— GIVEN TEXT —
"""

Hacking Orkut

Orkut is becoming a popular Social Networking site Now-a-days. More and more people are joining Orkut regularly especially from India and Brazil. Due to this vast number of users, hacking orkut accounts is also increasing day by day. Orkut has really taken great efforts to prevent hacking and it has successed in it upto some extent. Most of the vulnerabilities in Orkut are vanished and they are pursuing towards it continuously. This extending security is also causing problem to ease of use. Still there are some methods to hack orkut because, as we say, weakest link in security is of course Human. I am going to explain three methods to hack orkut as these stand valid currently. I am not going to teach you step-by-step process, but just going to tell you how it is done.
Here we go:

1. Trojans, Keyloggers: These are one of the difficult to implement methods. What you have to do is, by anyhow, give the victim a file containing trojan keylogger. Once they execute it, trojan should execute and complete its primary steps properly. After that, when the victim logs on to orkut, this trojan will automatically log down their username and password and will then convey to you by one of the various methods. This one seems to be far easier but antivirus is one of the most difficult hurdle in that. Most of the computers today have good antiviruses but still some of them lack it. Also there are some non-truseted antiviruses which may not be able to detect the trojan. This trick requies knowledge and careful handling of trojans as they may also target your computer if programmed so. Ok, So lets move on to another trick.

2. Cookie Stealing: Cookies are a small piece of information that websites store on your computer for many reasons. When you log in into orkut, a cookie is generated. This cookie authenticates you and allows you to access your account. This cookie lasts until you log off from orkut. What if someone gets that cookie? When he keeps that cookie on his computer and log into orkut, orkut will read that cookie. It will grant person who has that cookie to access the victim account. Actually, this is not a fault of orkut. So, how can someone get that cookie which is stored in victim computer? You must have heard about javascripts. Something code that we paste in address bar and hit Enter. Then some effect takes place. These javascripts are the best way to get someone's cookie. There is a specially designed javascript for that. If you give that javascript to victim and if he executes it, automatically, the attacker gets the cookie of victim. Now he can log on into his/her account without tackling username/password and can made whatever changes they want.

"""

— EXERCISE SET —
• 1. In two sentences, what does the text on hacking Orkut say?
• 2. According to the text on hacking Orkut, how long does the cookie created at login last?
• 3. Go on with the text on hacking Orkut, starting right after its final sentence.

— INFORMATION —
"""

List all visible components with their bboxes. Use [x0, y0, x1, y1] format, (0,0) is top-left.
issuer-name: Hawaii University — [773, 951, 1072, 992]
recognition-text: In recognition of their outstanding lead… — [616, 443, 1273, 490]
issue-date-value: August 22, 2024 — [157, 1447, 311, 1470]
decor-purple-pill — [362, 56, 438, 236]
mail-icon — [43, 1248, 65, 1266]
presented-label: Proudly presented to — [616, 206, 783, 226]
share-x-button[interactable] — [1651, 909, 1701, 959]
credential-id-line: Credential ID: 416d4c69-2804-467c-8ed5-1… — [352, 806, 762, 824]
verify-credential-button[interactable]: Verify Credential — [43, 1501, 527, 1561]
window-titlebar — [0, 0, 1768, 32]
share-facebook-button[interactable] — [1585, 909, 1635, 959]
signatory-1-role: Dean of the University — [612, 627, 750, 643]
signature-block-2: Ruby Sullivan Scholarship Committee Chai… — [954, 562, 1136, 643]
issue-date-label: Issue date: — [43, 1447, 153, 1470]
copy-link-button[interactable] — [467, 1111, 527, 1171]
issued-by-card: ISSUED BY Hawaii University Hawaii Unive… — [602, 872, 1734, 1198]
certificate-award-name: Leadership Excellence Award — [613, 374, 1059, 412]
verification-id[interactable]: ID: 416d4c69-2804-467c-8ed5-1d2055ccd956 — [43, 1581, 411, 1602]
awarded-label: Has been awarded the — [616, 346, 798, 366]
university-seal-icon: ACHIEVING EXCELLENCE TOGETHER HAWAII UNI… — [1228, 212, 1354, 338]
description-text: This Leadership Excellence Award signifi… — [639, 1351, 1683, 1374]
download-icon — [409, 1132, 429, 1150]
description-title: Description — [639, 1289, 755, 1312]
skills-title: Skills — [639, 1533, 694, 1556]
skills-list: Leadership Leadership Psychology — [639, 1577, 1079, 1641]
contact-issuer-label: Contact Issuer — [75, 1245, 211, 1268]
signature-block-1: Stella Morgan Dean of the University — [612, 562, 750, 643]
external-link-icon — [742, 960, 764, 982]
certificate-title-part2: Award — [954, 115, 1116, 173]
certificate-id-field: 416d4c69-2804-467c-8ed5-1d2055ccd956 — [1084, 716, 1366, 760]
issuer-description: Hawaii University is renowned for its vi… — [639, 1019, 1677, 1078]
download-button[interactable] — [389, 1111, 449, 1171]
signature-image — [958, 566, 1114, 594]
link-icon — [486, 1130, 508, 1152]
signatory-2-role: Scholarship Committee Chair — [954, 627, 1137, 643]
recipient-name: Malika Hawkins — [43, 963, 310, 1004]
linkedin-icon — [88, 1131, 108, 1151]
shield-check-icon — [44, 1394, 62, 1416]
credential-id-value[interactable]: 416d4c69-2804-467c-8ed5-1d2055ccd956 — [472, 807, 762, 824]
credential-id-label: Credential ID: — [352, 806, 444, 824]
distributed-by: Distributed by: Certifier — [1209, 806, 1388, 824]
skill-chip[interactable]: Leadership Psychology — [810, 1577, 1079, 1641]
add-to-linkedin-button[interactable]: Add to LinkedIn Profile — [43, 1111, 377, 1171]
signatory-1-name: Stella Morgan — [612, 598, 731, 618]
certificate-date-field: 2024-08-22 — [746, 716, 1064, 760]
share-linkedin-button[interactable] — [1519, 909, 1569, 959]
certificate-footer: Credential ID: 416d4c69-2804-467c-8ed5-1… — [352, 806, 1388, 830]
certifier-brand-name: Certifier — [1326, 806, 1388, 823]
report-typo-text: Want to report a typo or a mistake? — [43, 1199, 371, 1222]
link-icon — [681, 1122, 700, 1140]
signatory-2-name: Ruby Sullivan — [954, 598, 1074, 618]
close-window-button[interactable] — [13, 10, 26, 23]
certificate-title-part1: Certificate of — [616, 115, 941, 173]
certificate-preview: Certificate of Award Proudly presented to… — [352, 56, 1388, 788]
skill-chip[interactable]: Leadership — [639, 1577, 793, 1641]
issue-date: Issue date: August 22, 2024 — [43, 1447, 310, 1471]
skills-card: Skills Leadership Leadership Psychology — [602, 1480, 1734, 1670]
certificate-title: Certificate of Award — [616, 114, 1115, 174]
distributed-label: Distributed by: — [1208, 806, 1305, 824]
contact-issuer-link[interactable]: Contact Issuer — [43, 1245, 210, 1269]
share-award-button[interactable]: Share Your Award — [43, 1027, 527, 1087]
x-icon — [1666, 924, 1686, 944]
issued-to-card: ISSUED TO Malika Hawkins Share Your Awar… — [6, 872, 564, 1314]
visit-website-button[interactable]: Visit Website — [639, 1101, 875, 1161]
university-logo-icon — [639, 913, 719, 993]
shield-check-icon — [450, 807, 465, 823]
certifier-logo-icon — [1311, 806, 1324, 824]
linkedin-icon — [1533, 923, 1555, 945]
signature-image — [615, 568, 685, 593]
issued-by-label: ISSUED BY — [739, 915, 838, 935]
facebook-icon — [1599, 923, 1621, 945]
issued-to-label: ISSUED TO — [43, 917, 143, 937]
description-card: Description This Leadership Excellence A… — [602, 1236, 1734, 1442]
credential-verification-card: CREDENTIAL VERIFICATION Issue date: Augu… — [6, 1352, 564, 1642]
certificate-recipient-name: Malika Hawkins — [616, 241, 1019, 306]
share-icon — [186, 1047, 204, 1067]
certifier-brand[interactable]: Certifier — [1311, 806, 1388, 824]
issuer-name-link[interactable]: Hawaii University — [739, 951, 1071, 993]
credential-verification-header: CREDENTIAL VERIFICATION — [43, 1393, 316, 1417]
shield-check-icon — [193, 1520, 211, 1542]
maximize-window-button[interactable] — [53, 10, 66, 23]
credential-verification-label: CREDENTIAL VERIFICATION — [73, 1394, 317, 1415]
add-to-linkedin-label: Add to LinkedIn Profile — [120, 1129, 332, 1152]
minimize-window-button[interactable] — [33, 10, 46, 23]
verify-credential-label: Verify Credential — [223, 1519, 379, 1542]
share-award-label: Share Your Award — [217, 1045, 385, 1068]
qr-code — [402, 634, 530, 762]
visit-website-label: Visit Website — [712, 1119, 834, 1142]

"""

— ANSWERS TO THE EXERCISE —
• 1. The text on hacking Orkut says that although Orkut has worked to stop hacking, accounts can still be taken because humans are the weakest link in security, and it sets out three currently valid methods without giving a step-by-step process. It describes trojan keyloggers, which record a victim's username and password but are often stopped by antivirus, and cookie stealing, in which a special javascript run by the victim gives the attacker the cookie that grants access to the account.

• 2. It lasts until the user logs off from Orkut.

• 3.
3. Phishing: This is one of the most efficient and wide-used trick. Also, it is one of the easiest to implement. In this, what hackers do, they send a link to victim. If the victim clicks that link, He will see the orkut login page. He then logs in with his username and password. It gets failed. When he tries again to login, he gets logged in. So, now their account is hacked! What went wrong? The link which attacker sent to the victim was a duplicate copy of orkut login page. Anyone who logs on to that duplicate page, their emails and passwords are conveyed to the hacker by one of the various ways. After their email and password is sent to the hacker, they are taken to the orkut login page saying that login was not successful. So, there remains no doubt in victim's mind that we logged into another page. Most of the effort in this trick lies in putting such a page and finding a service which conveys you their email and password after they put it in that duplicate (fake login) page. There is no increased awareness about this trick. So, generally people fall prey for this hack.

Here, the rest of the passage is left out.